* Instruction
Reproduce all the entries exactly and keep the pictures out.

* Provided records
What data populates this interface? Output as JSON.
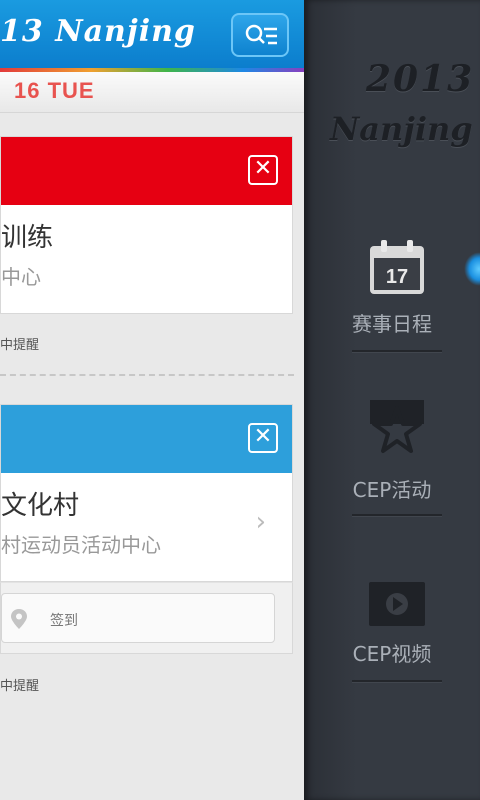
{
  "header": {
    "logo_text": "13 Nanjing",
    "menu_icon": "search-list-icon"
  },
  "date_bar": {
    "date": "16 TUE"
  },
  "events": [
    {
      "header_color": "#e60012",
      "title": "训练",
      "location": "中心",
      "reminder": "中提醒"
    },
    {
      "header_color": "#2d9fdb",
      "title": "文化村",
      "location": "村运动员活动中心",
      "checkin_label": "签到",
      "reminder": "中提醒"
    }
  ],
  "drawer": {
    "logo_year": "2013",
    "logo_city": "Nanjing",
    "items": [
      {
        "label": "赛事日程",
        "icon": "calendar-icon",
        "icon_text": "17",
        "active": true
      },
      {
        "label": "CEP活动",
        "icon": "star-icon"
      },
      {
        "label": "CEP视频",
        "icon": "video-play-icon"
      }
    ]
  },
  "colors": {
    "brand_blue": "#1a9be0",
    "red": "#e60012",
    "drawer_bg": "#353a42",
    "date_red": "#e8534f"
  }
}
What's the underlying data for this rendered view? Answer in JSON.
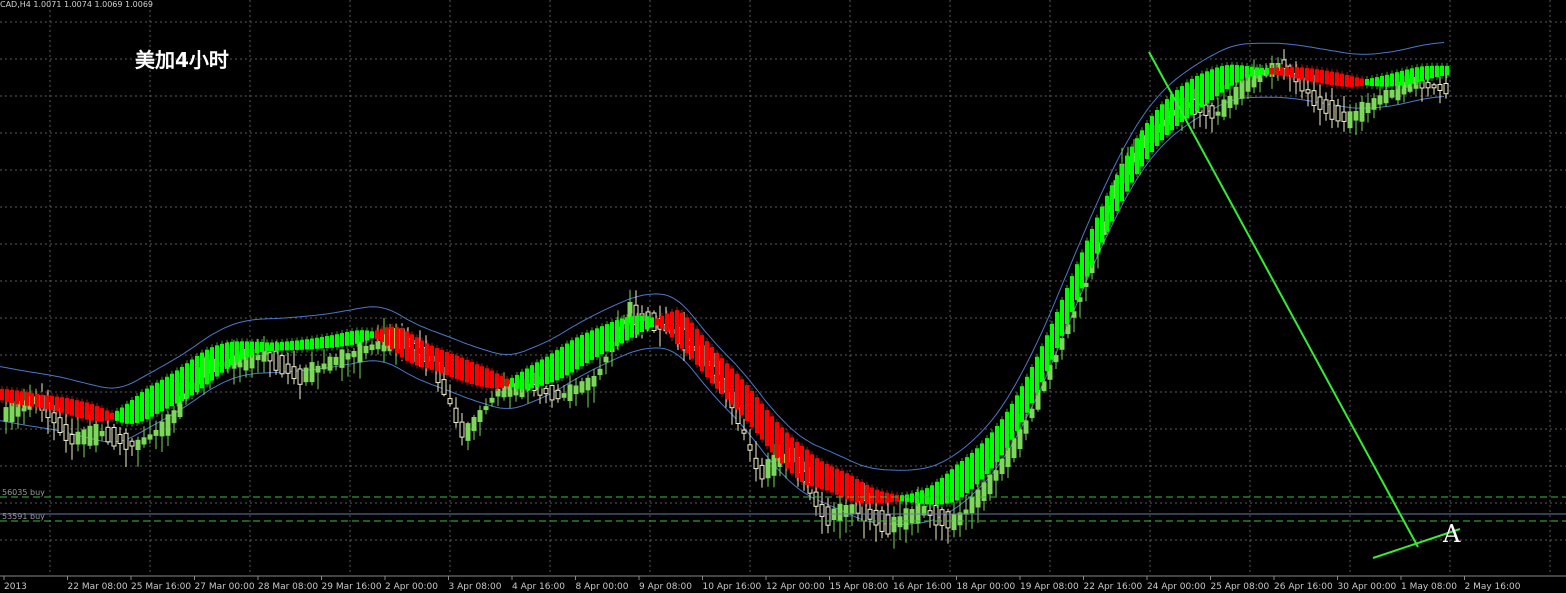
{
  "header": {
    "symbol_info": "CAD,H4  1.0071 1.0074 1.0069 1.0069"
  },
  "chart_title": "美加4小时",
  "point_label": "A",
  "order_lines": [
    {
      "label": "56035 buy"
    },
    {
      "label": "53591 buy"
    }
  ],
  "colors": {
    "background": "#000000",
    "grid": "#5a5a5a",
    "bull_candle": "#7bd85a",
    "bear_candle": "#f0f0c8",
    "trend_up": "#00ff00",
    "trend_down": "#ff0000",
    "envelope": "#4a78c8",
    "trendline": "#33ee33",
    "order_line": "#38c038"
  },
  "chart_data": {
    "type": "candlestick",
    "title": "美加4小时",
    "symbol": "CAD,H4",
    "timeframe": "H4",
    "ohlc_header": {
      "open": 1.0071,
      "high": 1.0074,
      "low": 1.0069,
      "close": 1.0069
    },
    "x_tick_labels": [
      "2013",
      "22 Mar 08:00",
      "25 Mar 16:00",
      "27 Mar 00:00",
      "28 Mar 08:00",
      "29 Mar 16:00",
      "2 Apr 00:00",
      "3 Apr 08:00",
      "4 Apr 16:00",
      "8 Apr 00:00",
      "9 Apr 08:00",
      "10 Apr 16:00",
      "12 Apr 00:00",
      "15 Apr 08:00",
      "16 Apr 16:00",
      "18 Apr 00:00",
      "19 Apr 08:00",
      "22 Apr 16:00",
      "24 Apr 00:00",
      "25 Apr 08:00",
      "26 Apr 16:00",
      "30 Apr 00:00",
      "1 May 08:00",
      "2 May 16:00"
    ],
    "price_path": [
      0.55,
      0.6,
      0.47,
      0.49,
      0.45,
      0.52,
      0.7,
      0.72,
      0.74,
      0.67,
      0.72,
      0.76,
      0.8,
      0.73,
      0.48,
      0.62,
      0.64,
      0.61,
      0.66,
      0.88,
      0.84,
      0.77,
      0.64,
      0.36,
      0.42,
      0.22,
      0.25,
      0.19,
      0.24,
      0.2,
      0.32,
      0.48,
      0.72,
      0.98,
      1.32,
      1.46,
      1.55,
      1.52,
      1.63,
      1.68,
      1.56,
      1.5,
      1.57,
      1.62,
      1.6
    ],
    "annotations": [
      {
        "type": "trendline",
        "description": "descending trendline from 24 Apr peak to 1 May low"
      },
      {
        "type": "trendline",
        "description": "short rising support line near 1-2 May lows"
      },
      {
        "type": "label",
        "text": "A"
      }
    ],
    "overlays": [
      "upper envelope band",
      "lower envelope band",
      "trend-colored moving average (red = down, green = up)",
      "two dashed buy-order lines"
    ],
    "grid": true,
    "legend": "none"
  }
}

* Final result
What data populates this interface? Output as JSON.
{
  "header": {
    "logo_text": "13 Nanjing",
    "menu_icon": "search-list-icon"
  },
  "date_bar": {
    "date": "16 TUE"
  },
  "events": [
    {
      "header_color": "#e60012",
      "title": "训练",
      "location": "中心",
      "reminder": "中提醒"
    },
    {
      "header_color": "#2d9fdb",
      "title": "文化村",
      "location": "村运动员活动中心",
      "checkin_label": "签到",
      "reminder": "中提醒"
    }
  ],
  "drawer": {
    "logo_year": "2013",
    "logo_city": "Nanjing",
    "items": [
      {
        "label": "赛事日程",
        "icon": "calendar-icon",
        "icon_text": "17",
        "active": true
      },
      {
        "label": "CEP活动",
        "icon": "star-icon"
      },
      {
        "label": "CEP视频",
        "icon": "video-play-icon"
      }
    ]
  },
  "colors": {
    "brand_blue": "#1a9be0",
    "red": "#e60012",
    "drawer_bg": "#353a42",
    "date_red": "#e8534f"
  }
}
What's the underlying data for this rendered view? Answer in JSON.
{
  "header": {
    "symbol_info": "CAD,H4  1.0071 1.0074 1.0069 1.0069"
  },
  "chart_title": "美加4小时",
  "point_label": "A",
  "order_lines": [
    {
      "label": "56035 buy"
    },
    {
      "label": "53591 buy"
    }
  ],
  "colors": {
    "background": "#000000",
    "grid": "#5a5a5a",
    "bull_candle": "#7bd85a",
    "bear_candle": "#f0f0c8",
    "trend_up": "#00ff00",
    "trend_down": "#ff0000",
    "envelope": "#4a78c8",
    "trendline": "#33ee33",
    "order_line": "#38c038"
  },
  "chart_data": {
    "type": "candlestick",
    "title": "美加4小时",
    "symbol": "CAD,H4",
    "timeframe": "H4",
    "ohlc_header": {
      "open": 1.0071,
      "high": 1.0074,
      "low": 1.0069,
      "close": 1.0069
    },
    "x_tick_labels": [
      "2013",
      "22 Mar 08:00",
      "25 Mar 16:00",
      "27 Mar 00:00",
      "28 Mar 08:00",
      "29 Mar 16:00",
      "2 Apr 00:00",
      "3 Apr 08:00",
      "4 Apr 16:00",
      "8 Apr 00:00",
      "9 Apr 08:00",
      "10 Apr 16:00",
      "12 Apr 00:00",
      "15 Apr 08:00",
      "16 Apr 16:00",
      "18 Apr 00:00",
      "19 Apr 08:00",
      "22 Apr 16:00",
      "24 Apr 00:00",
      "25 Apr 08:00",
      "26 Apr 16:00",
      "30 Apr 00:00",
      "1 May 08:00",
      "2 May 16:00"
    ],
    "price_path": [
      0.55,
      0.6,
      0.47,
      0.49,
      0.45,
      0.52,
      0.7,
      0.72,
      0.74,
      0.67,
      0.72,
      0.76,
      0.8,
      0.73,
      0.48,
      0.62,
      0.64,
      0.61,
      0.66,
      0.88,
      0.84,
      0.77,
      0.64,
      0.36,
      0.42,
      0.22,
      0.25,
      0.19,
      0.24,
      0.2,
      0.32,
      0.48,
      0.72,
      0.98,
      1.32,
      1.46,
      1.55,
      1.52,
      1.63,
      1.68,
      1.56,
      1.5,
      1.57,
      1.62,
      1.6
    ],
    "annotations": [
      {
        "type": "trendline",
        "description": "descending trendline from 24 Apr peak to 1 May low"
      },
      {
        "type": "trendline",
        "description": "short rising support line near 1-2 May lows"
      },
      {
        "type": "label",
        "text": "A"
      }
    ],
    "overlays": [
      "upper envelope band",
      "lower envelope band",
      "trend-colored moving average (red = down, green = up)",
      "two dashed buy-order lines"
    ],
    "grid": true,
    "legend": "none"
  }
}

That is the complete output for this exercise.